--- Start Information given ---
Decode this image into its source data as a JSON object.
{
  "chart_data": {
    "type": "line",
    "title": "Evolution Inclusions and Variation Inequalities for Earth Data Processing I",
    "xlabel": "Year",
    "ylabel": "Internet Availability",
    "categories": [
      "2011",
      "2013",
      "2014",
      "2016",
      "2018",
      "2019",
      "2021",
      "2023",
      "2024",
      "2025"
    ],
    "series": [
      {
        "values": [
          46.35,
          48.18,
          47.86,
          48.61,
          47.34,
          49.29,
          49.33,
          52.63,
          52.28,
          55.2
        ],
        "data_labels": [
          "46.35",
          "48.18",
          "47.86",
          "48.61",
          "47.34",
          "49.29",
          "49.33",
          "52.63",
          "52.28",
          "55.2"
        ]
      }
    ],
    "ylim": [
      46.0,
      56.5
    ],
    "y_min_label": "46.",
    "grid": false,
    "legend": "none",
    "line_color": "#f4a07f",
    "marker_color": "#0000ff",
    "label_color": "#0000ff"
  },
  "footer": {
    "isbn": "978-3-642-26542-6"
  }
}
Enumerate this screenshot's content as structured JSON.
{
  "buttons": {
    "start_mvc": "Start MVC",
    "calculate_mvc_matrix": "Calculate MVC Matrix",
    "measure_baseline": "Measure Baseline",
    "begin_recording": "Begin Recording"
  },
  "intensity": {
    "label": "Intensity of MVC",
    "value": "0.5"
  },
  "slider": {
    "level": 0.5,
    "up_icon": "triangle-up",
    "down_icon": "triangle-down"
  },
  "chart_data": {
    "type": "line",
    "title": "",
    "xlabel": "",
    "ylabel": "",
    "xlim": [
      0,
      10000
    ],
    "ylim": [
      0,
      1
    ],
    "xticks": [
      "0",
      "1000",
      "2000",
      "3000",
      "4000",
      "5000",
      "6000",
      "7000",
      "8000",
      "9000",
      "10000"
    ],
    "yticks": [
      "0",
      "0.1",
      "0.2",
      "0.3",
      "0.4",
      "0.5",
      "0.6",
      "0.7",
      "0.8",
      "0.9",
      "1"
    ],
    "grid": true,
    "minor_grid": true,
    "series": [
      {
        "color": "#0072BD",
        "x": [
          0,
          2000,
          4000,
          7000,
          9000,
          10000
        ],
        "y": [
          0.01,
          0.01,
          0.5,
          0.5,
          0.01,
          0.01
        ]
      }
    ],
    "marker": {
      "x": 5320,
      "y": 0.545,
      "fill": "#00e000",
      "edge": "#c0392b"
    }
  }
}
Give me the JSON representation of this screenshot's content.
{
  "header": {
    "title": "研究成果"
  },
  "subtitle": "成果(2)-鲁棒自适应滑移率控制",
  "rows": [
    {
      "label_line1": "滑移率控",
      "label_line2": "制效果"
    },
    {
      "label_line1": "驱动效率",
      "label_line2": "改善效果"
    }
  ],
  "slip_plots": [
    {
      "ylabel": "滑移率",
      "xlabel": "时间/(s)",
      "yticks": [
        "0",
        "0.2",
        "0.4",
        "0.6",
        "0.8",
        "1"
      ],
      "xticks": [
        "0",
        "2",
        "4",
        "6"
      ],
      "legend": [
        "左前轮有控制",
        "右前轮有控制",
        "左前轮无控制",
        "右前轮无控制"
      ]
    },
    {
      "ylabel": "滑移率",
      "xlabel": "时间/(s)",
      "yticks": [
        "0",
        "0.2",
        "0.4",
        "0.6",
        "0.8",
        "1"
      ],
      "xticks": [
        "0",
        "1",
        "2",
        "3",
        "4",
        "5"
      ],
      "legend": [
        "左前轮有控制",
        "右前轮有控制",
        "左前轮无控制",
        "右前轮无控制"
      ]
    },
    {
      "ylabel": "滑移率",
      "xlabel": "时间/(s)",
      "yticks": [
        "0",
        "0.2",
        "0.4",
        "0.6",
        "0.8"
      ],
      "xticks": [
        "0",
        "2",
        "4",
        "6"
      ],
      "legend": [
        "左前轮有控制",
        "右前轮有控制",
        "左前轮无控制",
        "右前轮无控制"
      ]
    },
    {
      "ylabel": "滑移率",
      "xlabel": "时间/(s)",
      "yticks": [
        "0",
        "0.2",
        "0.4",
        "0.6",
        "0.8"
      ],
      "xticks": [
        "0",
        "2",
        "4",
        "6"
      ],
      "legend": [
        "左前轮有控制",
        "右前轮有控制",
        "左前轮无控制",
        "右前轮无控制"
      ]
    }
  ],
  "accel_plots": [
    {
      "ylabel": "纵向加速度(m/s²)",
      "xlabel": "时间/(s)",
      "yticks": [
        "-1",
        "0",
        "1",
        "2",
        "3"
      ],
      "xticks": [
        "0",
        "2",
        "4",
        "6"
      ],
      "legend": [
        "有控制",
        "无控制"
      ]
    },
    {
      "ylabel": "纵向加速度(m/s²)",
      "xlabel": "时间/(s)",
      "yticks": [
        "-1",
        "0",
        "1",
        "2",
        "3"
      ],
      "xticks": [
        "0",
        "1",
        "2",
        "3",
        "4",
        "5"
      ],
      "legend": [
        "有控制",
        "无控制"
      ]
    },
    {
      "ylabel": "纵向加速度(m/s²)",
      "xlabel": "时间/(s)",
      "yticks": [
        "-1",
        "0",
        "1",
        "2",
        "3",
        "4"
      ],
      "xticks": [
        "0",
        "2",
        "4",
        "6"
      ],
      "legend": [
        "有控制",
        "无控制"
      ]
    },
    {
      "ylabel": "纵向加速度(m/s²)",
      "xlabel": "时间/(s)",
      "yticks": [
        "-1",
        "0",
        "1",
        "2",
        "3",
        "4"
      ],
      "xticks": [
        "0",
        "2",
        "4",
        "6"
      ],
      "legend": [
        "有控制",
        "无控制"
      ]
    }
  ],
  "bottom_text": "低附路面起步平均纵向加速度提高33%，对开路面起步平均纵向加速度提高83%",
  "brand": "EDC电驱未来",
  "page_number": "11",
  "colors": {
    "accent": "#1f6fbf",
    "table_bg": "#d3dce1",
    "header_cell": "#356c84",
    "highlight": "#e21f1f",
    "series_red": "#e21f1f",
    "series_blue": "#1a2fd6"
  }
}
--- End Information given ---
Instructions to follow: Output each entry precisely as given.

Solved exercise:
Decode this image into its source data as a JSON object.
{
  "chart_data": {
    "type": "line",
    "title": "Evolution Inclusions and Variation Inequalities for Earth Data Processing I",
    "xlabel": "Year",
    "ylabel": "Internet Availability",
    "categories": [
      "2011",
      "2013",
      "2014",
      "2016",
      "2018",
      "2019",
      "2021",
      "2023",
      "2024",
      "2025"
    ],
    "series": [
      {
        "values": [
          46.35,
          48.18,
          47.86,
          48.61,
          47.34,
          49.29,
          49.33,
          52.63,
          52.28,
          55.2
        ],
        "data_labels": [
          "46.35",
          "48.18",
          "47.86",
          "48.61",
          "47.34",
          "49.29",
          "49.33",
          "52.63",
          "52.28",
          "55.2"
        ]
      }
    ],
    "ylim": [
      46.0,
      56.5
    ],
    "y_min_label": "46.",
    "grid": false,
    "legend": "none",
    "line_color": "#f4a07f",
    "marker_color": "#0000ff",
    "label_color": "#0000ff"
  },
  "footer": {
    "isbn": "978-3-642-26542-6"
  }
}
Enumerate this screenshot's content as structured JSON.
{
  "buttons": {
    "start_mvc": "Start MVC",
    "calculate_mvc_matrix": "Calculate MVC Matrix",
    "measure_baseline": "Measure Baseline",
    "begin_recording": "Begin Recording"
  },
  "intensity": {
    "label": "Intensity of MVC",
    "value": "0.5"
  },
  "slider": {
    "level": 0.5,
    "up_icon": "triangle-up",
    "down_icon": "triangle-down"
  },
  "chart_data": {
    "type": "line",
    "title": "",
    "xlabel": "",
    "ylabel": "",
    "xlim": [
      0,
      10000
    ],
    "ylim": [
      0,
      1
    ],
    "xticks": [
      "0",
      "1000",
      "2000",
      "3000",
      "4000",
      "5000",
      "6000",
      "7000",
      "8000",
      "9000",
      "10000"
    ],
    "yticks": [
      "0",
      "0.1",
      "0.2",
      "0.3",
      "0.4",
      "0.5",
      "0.6",
      "0.7",
      "0.8",
      "0.9",
      "1"
    ],
    "grid": true,
    "minor_grid": true,
    "series": [
      {
        "color": "#0072BD",
        "x": [
          0,
          2000,
          4000,
          7000,
          9000,
          10000
        ],
        "y": [
          0.01,
          0.01,
          0.5,
          0.5,
          0.01,
          0.01
        ]
      }
    ],
    "marker": {
      "x": 5320,
      "y": 0.545,
      "fill": "#00e000",
      "edge": "#c0392b"
    }
  }
}
Give me the JSON representation of this screenshot's content.
{
  "header": {
    "title": "研究成果"
  },
  "subtitle": "成果(2)-鲁棒自适应滑移率控制",
  "rows": [
    {
      "label_line1": "滑移率控",
      "label_line2": "制效果"
    },
    {
      "label_line1": "驱动效率",
      "label_line2": "改善效果"
    }
  ],
  "slip_plots": [
    {
      "ylabel": "滑移率",
      "xlabel": "时间/(s)",
      "yticks": [
        "0",
        "0.2",
        "0.4",
        "0.6",
        "0.8",
        "1"
      ],
      "xticks": [
        "0",
        "2",
        "4",
        "6"
      ],
      "legend": [
        "左前轮有控制",
        "右前轮有控制",
        "左前轮无控制",
        "右前轮无控制"
      ]
    },
    {
      "ylabel": "滑移率",
      "xlabel": "时间/(s)",
      "yticks": [
        "0",
        "0.2",
        "0.4",
        "0.6",
        "0.8",
        "1"
      ],
      "xticks": [
        "0",
        "1",
        "2",
        "3",
        "4",
        "5"
      ],
      "legend": [
        "左前轮有控制",
        "右前轮有控制",
        "左前轮无控制",
        "右前轮无控制"
      ]
    },
    {
      "ylabel": "滑移率",
      "xlabel": "时间/(s)",
      "yticks": [
        "0",
        "0.2",
        "0.4",
        "0.6",
        "0.8"
      ],
      "xticks": [
        "0",
        "2",
        "4",
        "6"
      ],
      "legend": [
        "左前轮有控制",
        "右前轮有控制",
        "左前轮无控制",
        "右前轮无控制"
      ]
    },
    {
      "ylabel": "滑移率",
      "xlabel": "时间/(s)",
      "yticks": [
        "0",
        "0.2",
        "0.4",
        "0.6",
        "0.8"
      ],
      "xticks": [
        "0",
        "2",
        "4",
        "6"
      ],
      "legend": [
        "左前轮有控制",
        "右前轮有控制",
        "左前轮无控制",
        "右前轮无控制"
      ]
    }
  ],
  "accel_plots": [
    {
      "ylabel": "纵向加速度(m/s²)",
      "xlabel": "时间/(s)",
      "yticks": [
        "-1",
        "0",
        "1",
        "2",
        "3"
      ],
      "xticks": [
        "0",
        "2",
        "4",
        "6"
      ],
      "legend": [
        "有控制",
        "无控制"
      ]
    },
    {
      "ylabel": "纵向加速度(m/s²)",
      "xlabel": "时间/(s)",
      "yticks": [
        "-1",
        "0",
        "1",
        "2",
        "3"
      ],
      "xticks": [
        "0",
        "1",
        "2",
        "3",
        "4",
        "5"
      ],
      "legend": [
        "有控制",
        "无控制"
      ]
    },
    {
      "ylabel": "纵向加速度(m/s²)",
      "xlabel": "时间/(s)",
      "yticks": [
        "-1",
        "0",
        "1",
        "2",
        "3",
        "4"
      ],
      "xticks": [
        "0",
        "2",
        "4",
        "6"
      ],
      "legend": [
        "有控制",
        "无控制"
      ]
    },
    {
      "ylabel": "纵向加速度(m/s²)",
      "xlabel": "时间/(s)",
      "yticks": [
        "-1",
        "0",
        "1",
        "2",
        "3",
        "4"
      ],
      "xticks": [
        "0",
        "2",
        "4",
        "6"
      ],
      "legend": [
        "有控制",
        "无控制"
      ]
    }
  ],
  "bottom_text": "低附路面起步平均纵向加速度提高33%，对开路面起步平均纵向加速度提高83%",
  "brand": "EDC电驱未来",
  "page_number": "11",
  "colors": {
    "accent": "#1f6fbf",
    "table_bg": "#d3dce1",
    "header_cell": "#356c84",
    "highlight": "#e21f1f",
    "series_red": "#e21f1f",
    "series_blue": "#1a2fd6"
  }
}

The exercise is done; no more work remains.